→ DIRECTIVE: Lines containing the string "liquid" are to be counted; report the total by itself.

— Start of MATERIAL PROVIDED —

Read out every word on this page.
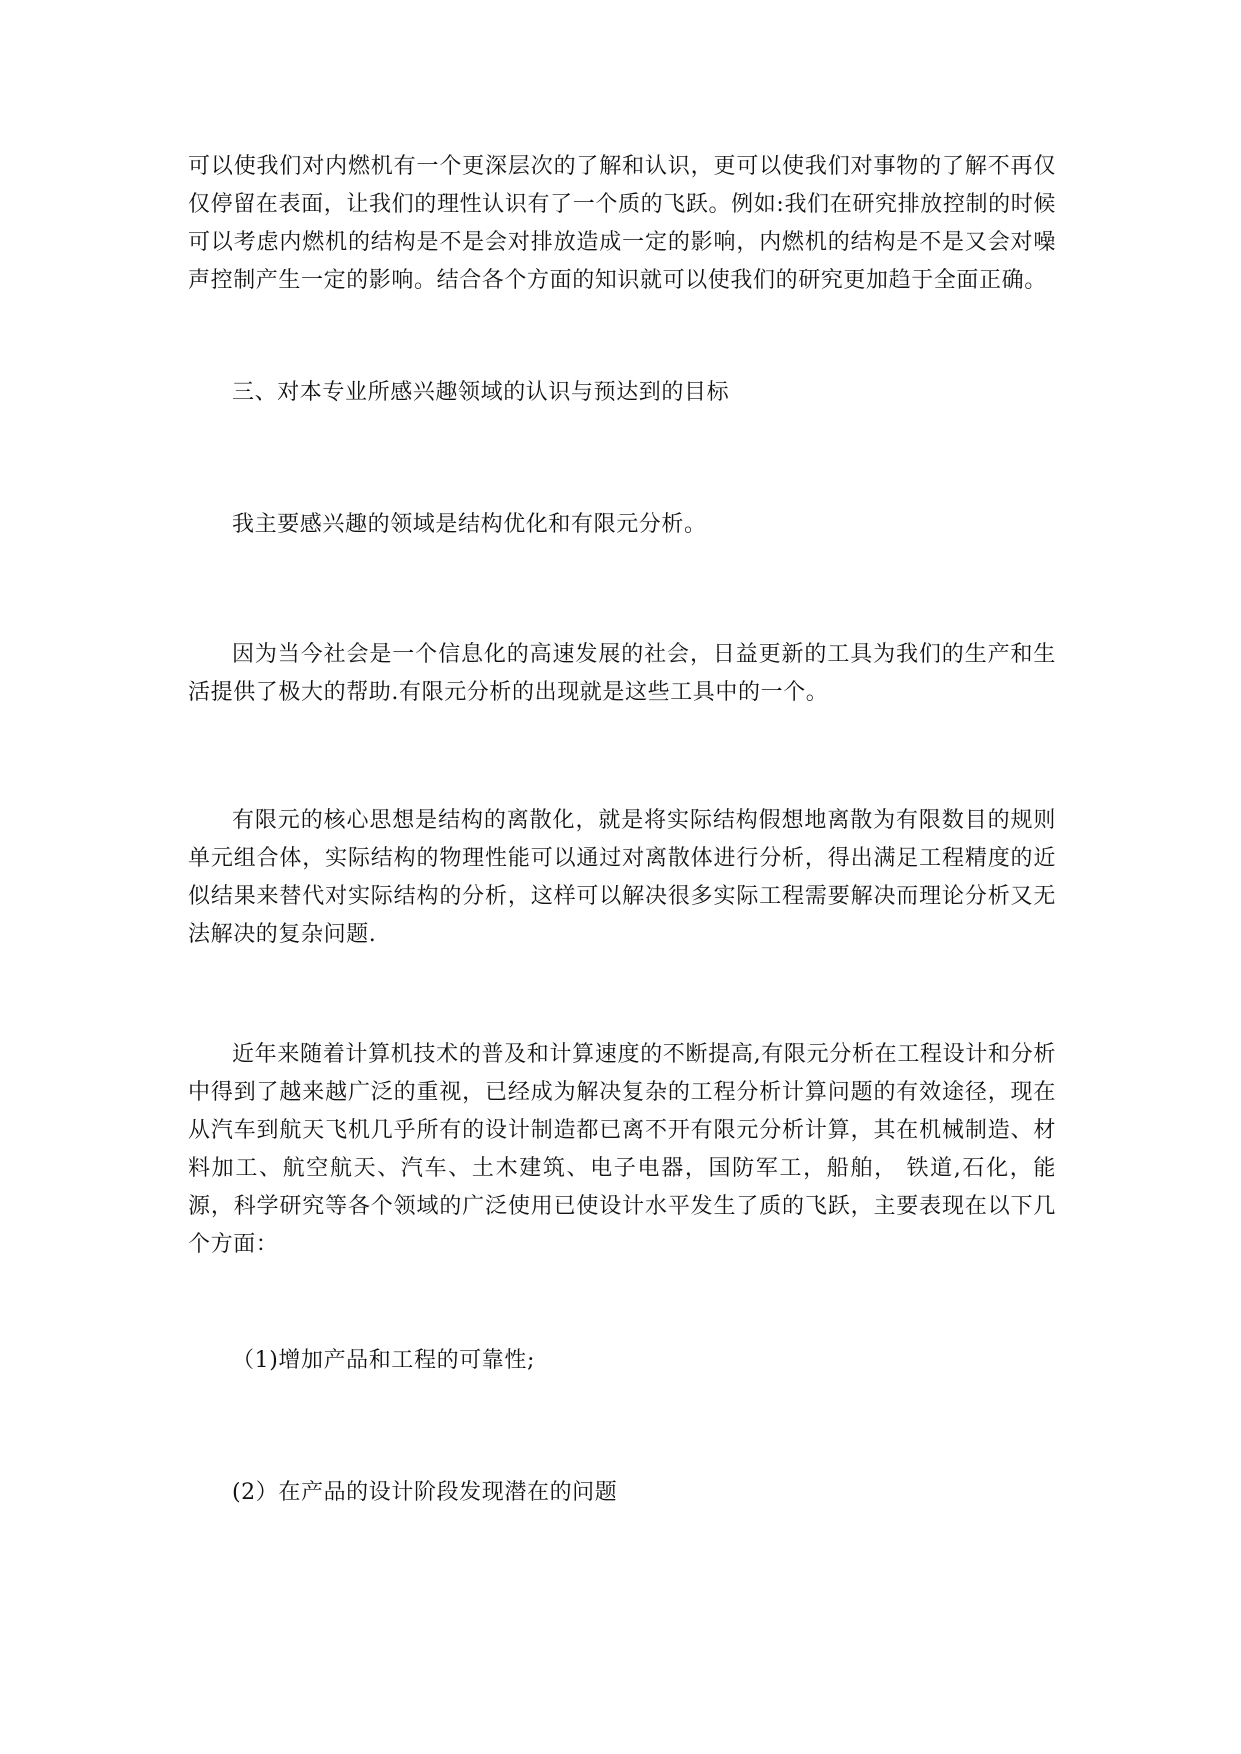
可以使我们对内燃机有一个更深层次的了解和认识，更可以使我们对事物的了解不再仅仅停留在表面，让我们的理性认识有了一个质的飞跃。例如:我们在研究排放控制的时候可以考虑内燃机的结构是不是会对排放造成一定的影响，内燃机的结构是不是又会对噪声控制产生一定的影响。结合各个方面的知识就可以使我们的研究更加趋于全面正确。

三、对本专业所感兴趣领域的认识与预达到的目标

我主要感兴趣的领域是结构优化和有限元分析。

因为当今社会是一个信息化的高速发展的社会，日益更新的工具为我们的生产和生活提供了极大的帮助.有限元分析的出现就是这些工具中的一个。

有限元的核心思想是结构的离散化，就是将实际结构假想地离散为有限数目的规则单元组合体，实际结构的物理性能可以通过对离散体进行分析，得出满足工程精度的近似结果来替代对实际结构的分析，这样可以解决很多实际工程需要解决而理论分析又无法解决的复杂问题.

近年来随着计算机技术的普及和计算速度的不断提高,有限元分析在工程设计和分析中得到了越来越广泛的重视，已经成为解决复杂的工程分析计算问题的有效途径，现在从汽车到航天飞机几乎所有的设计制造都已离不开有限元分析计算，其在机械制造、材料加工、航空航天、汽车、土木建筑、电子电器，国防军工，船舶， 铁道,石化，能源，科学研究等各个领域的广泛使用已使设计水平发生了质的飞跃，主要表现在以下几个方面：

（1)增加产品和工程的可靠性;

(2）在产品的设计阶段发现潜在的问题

— End of MATERIAL PROVIDED —
— Start of MATERIAL PROVIDED —

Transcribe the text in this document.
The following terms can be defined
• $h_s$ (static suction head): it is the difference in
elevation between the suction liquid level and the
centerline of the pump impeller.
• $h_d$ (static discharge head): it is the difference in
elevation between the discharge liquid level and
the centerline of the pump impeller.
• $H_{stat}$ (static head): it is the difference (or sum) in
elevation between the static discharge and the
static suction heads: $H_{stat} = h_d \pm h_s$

— End of MATERIAL PROVIDED —
— Start of MATERIAL PROVIDED —

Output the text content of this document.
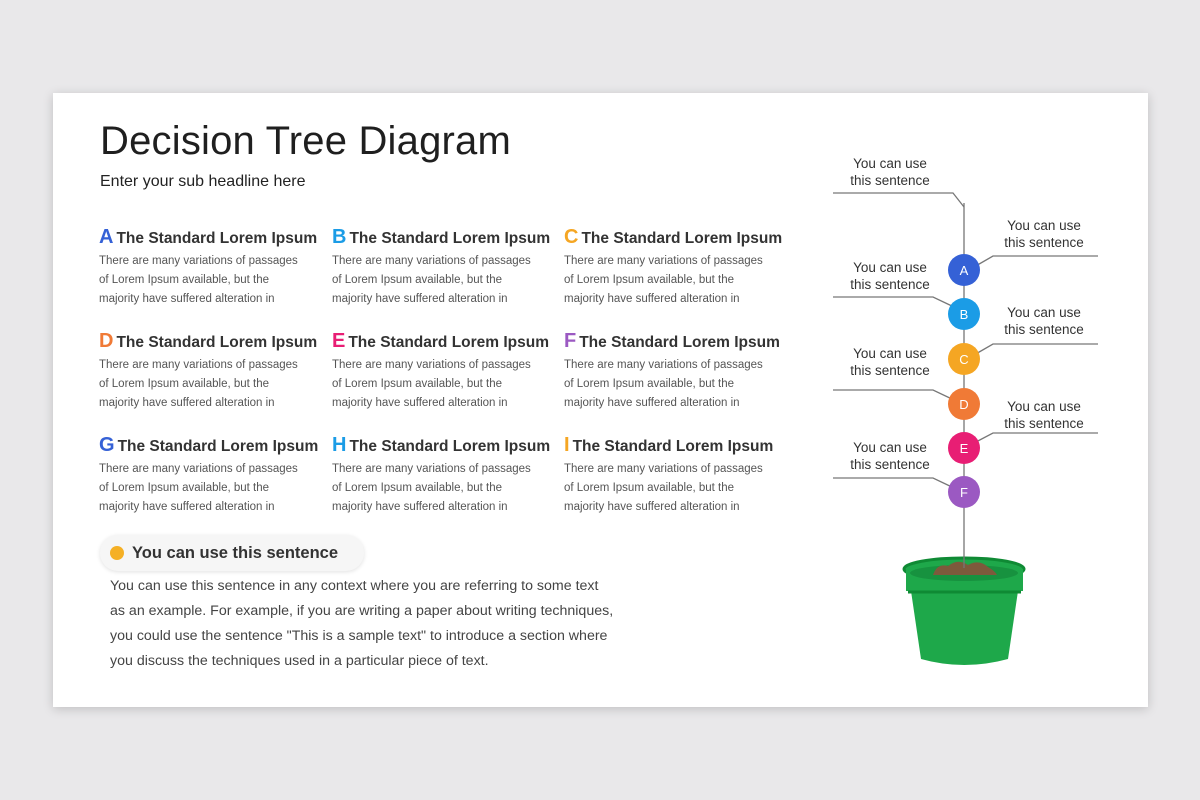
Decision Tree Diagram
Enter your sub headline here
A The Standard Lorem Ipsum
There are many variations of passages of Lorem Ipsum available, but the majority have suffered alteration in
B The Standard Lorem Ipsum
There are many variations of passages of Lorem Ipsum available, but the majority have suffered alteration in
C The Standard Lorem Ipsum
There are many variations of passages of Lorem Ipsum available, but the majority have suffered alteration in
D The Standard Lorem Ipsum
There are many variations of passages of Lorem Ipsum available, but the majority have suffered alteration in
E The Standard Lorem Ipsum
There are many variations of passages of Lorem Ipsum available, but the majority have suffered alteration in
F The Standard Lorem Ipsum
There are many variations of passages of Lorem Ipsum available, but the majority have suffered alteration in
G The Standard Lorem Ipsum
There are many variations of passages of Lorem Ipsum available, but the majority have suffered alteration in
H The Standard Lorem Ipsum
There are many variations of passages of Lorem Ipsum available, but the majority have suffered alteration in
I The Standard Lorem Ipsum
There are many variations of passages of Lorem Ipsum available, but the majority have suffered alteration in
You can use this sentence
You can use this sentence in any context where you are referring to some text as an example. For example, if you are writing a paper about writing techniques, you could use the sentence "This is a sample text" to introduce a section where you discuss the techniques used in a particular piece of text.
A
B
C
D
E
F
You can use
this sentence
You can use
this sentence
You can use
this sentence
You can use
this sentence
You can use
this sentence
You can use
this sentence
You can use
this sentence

— End of MATERIAL PROVIDED —

→ TASK OUTPUT: 2